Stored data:

_ _ _ _

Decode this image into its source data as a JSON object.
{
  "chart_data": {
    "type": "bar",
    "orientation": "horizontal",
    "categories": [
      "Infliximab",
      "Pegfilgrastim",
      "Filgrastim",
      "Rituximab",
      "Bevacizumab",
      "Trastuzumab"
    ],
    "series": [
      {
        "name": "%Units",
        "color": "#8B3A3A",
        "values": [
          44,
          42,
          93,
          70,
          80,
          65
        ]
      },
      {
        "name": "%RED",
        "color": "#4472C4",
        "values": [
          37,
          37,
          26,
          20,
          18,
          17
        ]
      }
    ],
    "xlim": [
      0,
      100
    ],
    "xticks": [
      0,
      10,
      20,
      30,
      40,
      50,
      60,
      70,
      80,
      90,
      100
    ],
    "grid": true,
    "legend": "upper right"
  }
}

_ _ _ _

■ Task to carry out
Exact output of every entry is required.

■ Output of the exercise
Decode this image into its source data as a JSON object.
{
  "chart_data": {
    "type": "bar",
    "orientation": "horizontal",
    "categories": [
      "Infliximab",
      "Pegfilgrastim",
      "Filgrastim",
      "Rituximab",
      "Bevacizumab",
      "Trastuzumab"
    ],
    "series": [
      {
        "name": "%Units",
        "color": "#8B3A3A",
        "values": [
          44,
          42,
          93,
          70,
          80,
          65
        ]
      },
      {
        "name": "%RED",
        "color": "#4472C4",
        "values": [
          37,
          37,
          26,
          20,
          18,
          17
        ]
      }
    ],
    "xlim": [
      0,
      100
    ],
    "xticks": [
      0,
      10,
      20,
      30,
      40,
      50,
      60,
      70,
      80,
      90,
      100
    ],
    "grid": true,
    "legend": "upper right"
  }
}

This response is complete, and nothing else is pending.